## Exercise
Below are some records; work out how many of their lines contain "则工件产生" and give the number only.

## Saved entries
§

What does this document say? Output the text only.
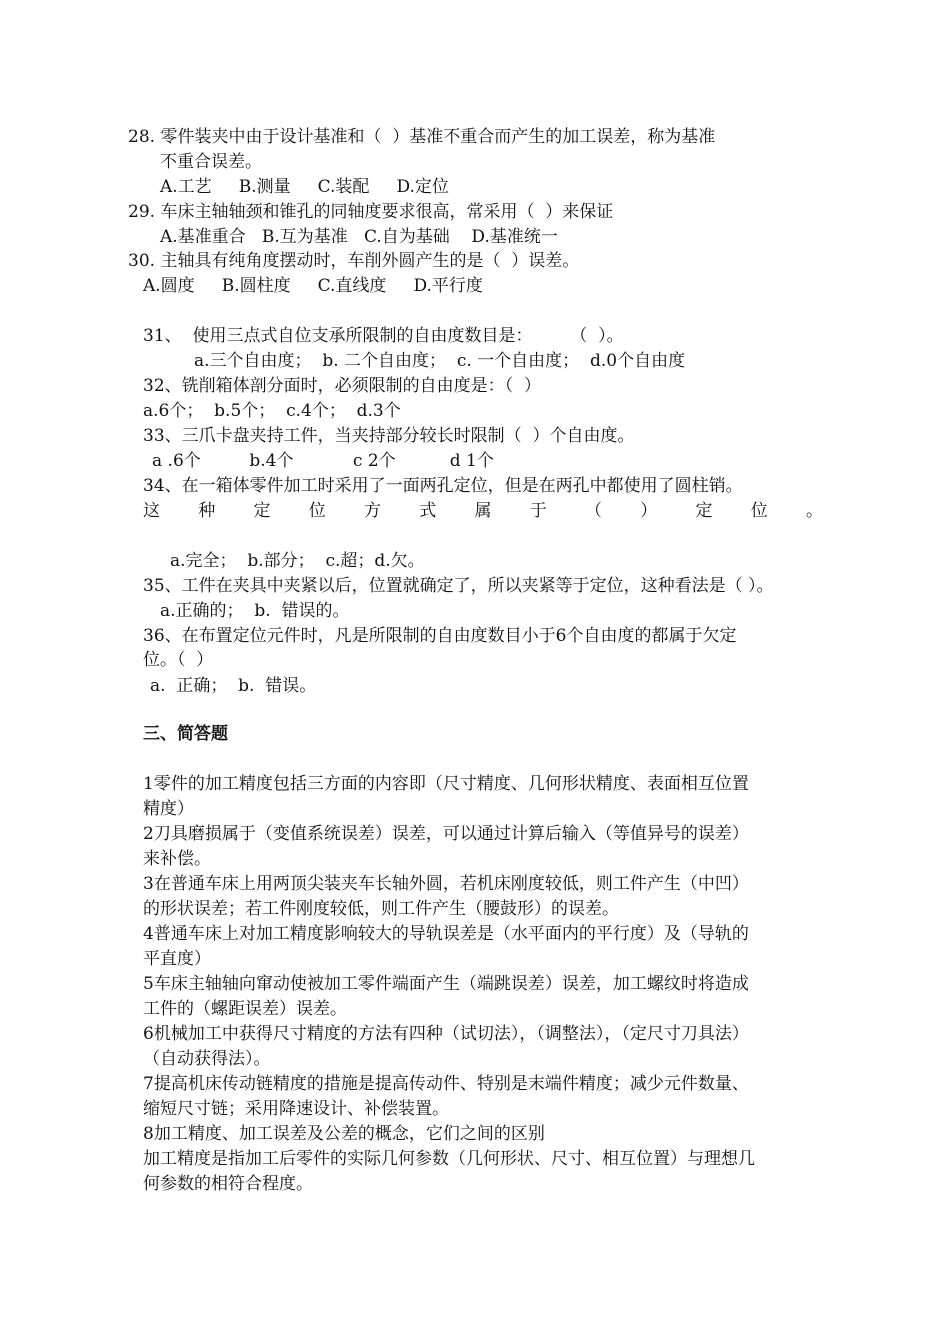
28. 零件装夹中由于设计基准和（  ）基准不重合而产生的加工误差，称为基准
不重合误差。
A.工艺     B.测量     C.装配     D.定位
29. 车床主轴轴颈和锥孔的同轴度要求很高，常采用（  ）来保证
A.基准重合   B.互为基准   C.自为基础    D.基准统一
30. 主轴具有纯角度摆动时，车削外圆产生的是（  ）误差。
A.圆度     B.圆柱度     C.直线度     D.平行度
31、  使用三点式自位支承所限制的自由度数目是：       （  ）。
a.三个自由度；  b. 二个自由度；  c. 一个自由度；  d.0个自由度
32、铣削箱体剖分面时，必须限制的自由度是：（  ）
a.6个；  b.5个；  c.4个；  d.3个
33、三爪卡盘夹持工件，当夹持部分较长时限制（  ）个自由度。
a .6个         b.4个           c 2个          d 1个
34、在一箱体零件加工时采用了一面两孔定位，但是在两孔中都使用了圆柱销。
这 种 定 位 方 式 属 于 （ ） 定 位 。
a.完全；  b.部分；  c.超；d.欠。
35、工件在夹具中夹紧以后，位置就确定了，所以夹紧等于定位，这种看法是（ ）。
a.正确的；  b.  错误的。
36、在布置定位元件时，凡是所限制的自由度数目小于6个自由度的都属于欠定
位。（  ）
a.  正确；  b.  错误。
三、简答题
1零件的加工精度包括三方面的内容即（尺寸精度、几何形状精度、表面相互位置
精度）
2刀具磨损属于（变值系统误差）误差，可以通过计算后输入（等值异号的误差）
来补偿。
3在普通车床上用两顶尖装夹车长轴外圆，若机床刚度较低，则工件产生（中凹）
的形状误差；若工件刚度较低，则工件产生（腰鼓形）的误差。
4普通车床上对加工精度影响较大的导轨误差是（水平面内的平行度）及（导轨的
平直度）
5车床主轴轴向窜动使被加工零件端面产生（端跳误差）误差，加工螺纹时将造成
工件的（螺距误差）误差。
6机械加工中获得尺寸精度的方法有四种（试切法），（调整法），（定尺寸刀具法）
（自动获得法）。
7提高机床传动链精度的措施是提高传动件、特别是末端件精度；减少元件数量、
缩短尺寸链；采用降速设计、补偿装置。
8加工精度、加工误差及公差的概念，它们之间的区别
加工精度是指加工后零件的实际几何参数（几何形状、尺寸、相互位置）与理想几
何参数的相符合程度。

§

## Worked solution
2